-------- Records supplied --------

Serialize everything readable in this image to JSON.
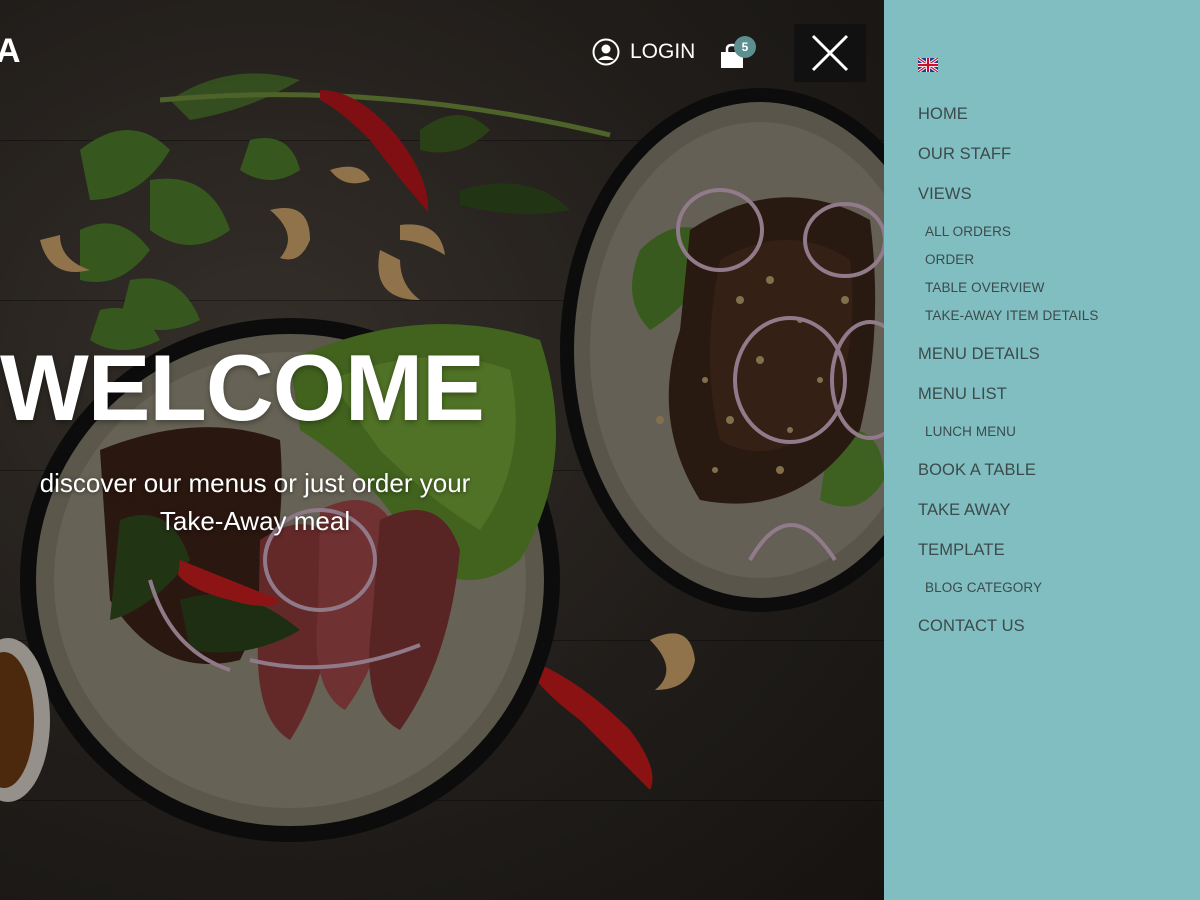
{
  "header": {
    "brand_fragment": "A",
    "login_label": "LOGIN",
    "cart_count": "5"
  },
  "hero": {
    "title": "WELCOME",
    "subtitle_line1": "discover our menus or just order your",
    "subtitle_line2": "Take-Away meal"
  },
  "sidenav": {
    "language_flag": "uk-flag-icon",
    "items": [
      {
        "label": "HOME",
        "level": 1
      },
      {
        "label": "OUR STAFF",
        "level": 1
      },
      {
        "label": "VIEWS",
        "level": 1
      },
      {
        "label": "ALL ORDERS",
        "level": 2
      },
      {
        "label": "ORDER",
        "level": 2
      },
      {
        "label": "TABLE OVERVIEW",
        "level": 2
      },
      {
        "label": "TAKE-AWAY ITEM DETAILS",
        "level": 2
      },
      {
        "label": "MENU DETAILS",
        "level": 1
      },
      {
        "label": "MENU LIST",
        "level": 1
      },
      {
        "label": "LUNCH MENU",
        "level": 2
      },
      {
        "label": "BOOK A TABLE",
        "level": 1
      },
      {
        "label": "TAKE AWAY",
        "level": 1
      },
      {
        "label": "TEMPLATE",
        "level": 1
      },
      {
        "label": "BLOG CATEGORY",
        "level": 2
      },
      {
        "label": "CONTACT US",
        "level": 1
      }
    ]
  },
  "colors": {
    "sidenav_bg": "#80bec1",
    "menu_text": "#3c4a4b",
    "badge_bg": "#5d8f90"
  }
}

--------

List the lines of the entries that include "DETAILS".

* Solution to this exercise *
        "label": "TAKE-AWAY ITEM DETAILS",
        "label": "MENU DETAILS",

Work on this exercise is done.